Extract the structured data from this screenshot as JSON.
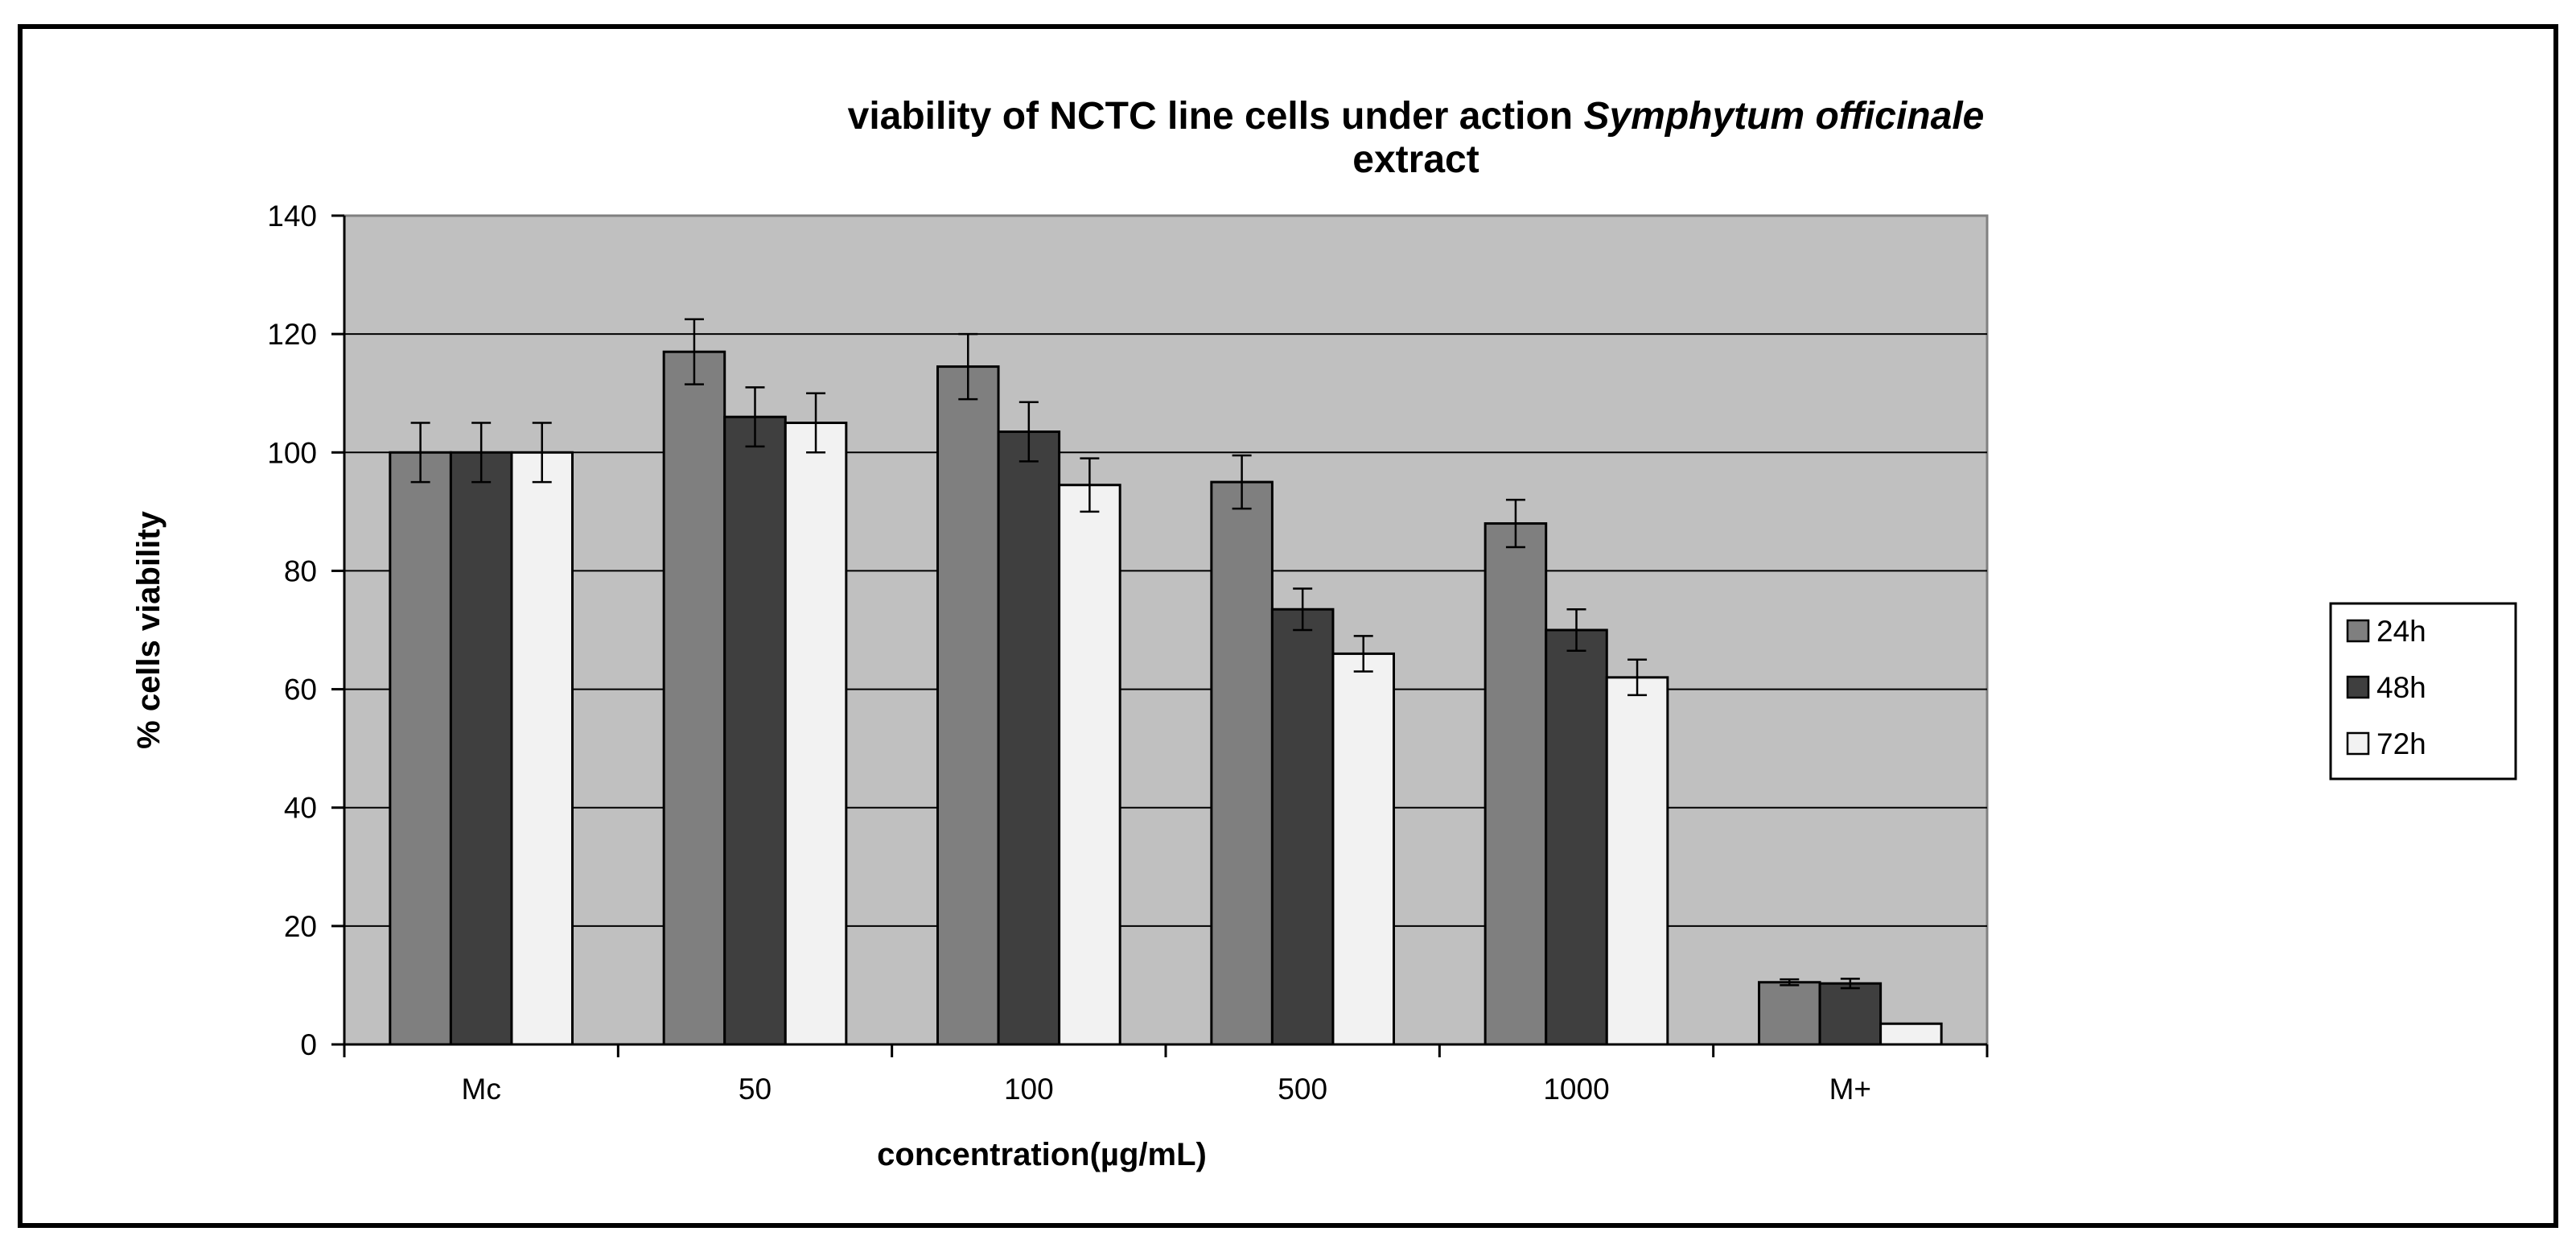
{
  "chart_data": {
    "type": "bar",
    "title_line1_plain": "viability of  NCTC line cells under action ",
    "title_line1_italic": "Symphytum  officinale",
    "title_line2": "extract",
    "xlabel": "concentration(µg/mL)",
    "ylabel": "%  cells viability",
    "ylim": [
      0,
      140
    ],
    "yticks": [
      "0",
      "20",
      "40",
      "60",
      "80",
      "100",
      "120",
      "140"
    ],
    "categories": [
      "Mc",
      "50",
      "100",
      "500",
      "1000",
      "M+"
    ],
    "grid": true,
    "legend_position": "right",
    "series": [
      {
        "name": "24h",
        "color": "#7f7f7f",
        "values": [
          100,
          117,
          114.5,
          95,
          88,
          10.5
        ],
        "errors": [
          5,
          5.5,
          5.5,
          4.5,
          4,
          0.5
        ]
      },
      {
        "name": "48h",
        "color": "#3f3f3f",
        "values": [
          100,
          106,
          103.5,
          73.5,
          70,
          10.3
        ],
        "errors": [
          5,
          5,
          5,
          3.5,
          3.5,
          0.8
        ]
      },
      {
        "name": "72h",
        "color": "#f2f2f2",
        "values": [
          100,
          105,
          94.5,
          66,
          62,
          3.5
        ],
        "errors": [
          5,
          5,
          4.5,
          3,
          3,
          0
        ]
      }
    ],
    "plot_background": "#c0c0c0"
  }
}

- About this exercise -
What you return should match the entries word for word, pictures aside.

- Output -
Extract the structured data from this screenshot as JSON.
{
  "chart_data": {
    "type": "bar",
    "title_line1_plain": "viability of  NCTC line cells under action ",
    "title_line1_italic": "Symphytum  officinale",
    "title_line2": "extract",
    "xlabel": "concentration(µg/mL)",
    "ylabel": "%  cells viability",
    "ylim": [
      0,
      140
    ],
    "yticks": [
      "0",
      "20",
      "40",
      "60",
      "80",
      "100",
      "120",
      "140"
    ],
    "categories": [
      "Mc",
      "50",
      "100",
      "500",
      "1000",
      "M+"
    ],
    "grid": true,
    "legend_position": "right",
    "series": [
      {
        "name": "24h",
        "color": "#7f7f7f",
        "values": [
          100,
          117,
          114.5,
          95,
          88,
          10.5
        ],
        "errors": [
          5,
          5.5,
          5.5,
          4.5,
          4,
          0.5
        ]
      },
      {
        "name": "48h",
        "color": "#3f3f3f",
        "values": [
          100,
          106,
          103.5,
          73.5,
          70,
          10.3
        ],
        "errors": [
          5,
          5,
          5,
          3.5,
          3.5,
          0.8
        ]
      },
      {
        "name": "72h",
        "color": "#f2f2f2",
        "values": [
          100,
          105,
          94.5,
          66,
          62,
          3.5
        ],
        "errors": [
          5,
          5,
          4.5,
          3,
          3,
          0
        ]
      }
    ],
    "plot_background": "#c0c0c0"
  }
}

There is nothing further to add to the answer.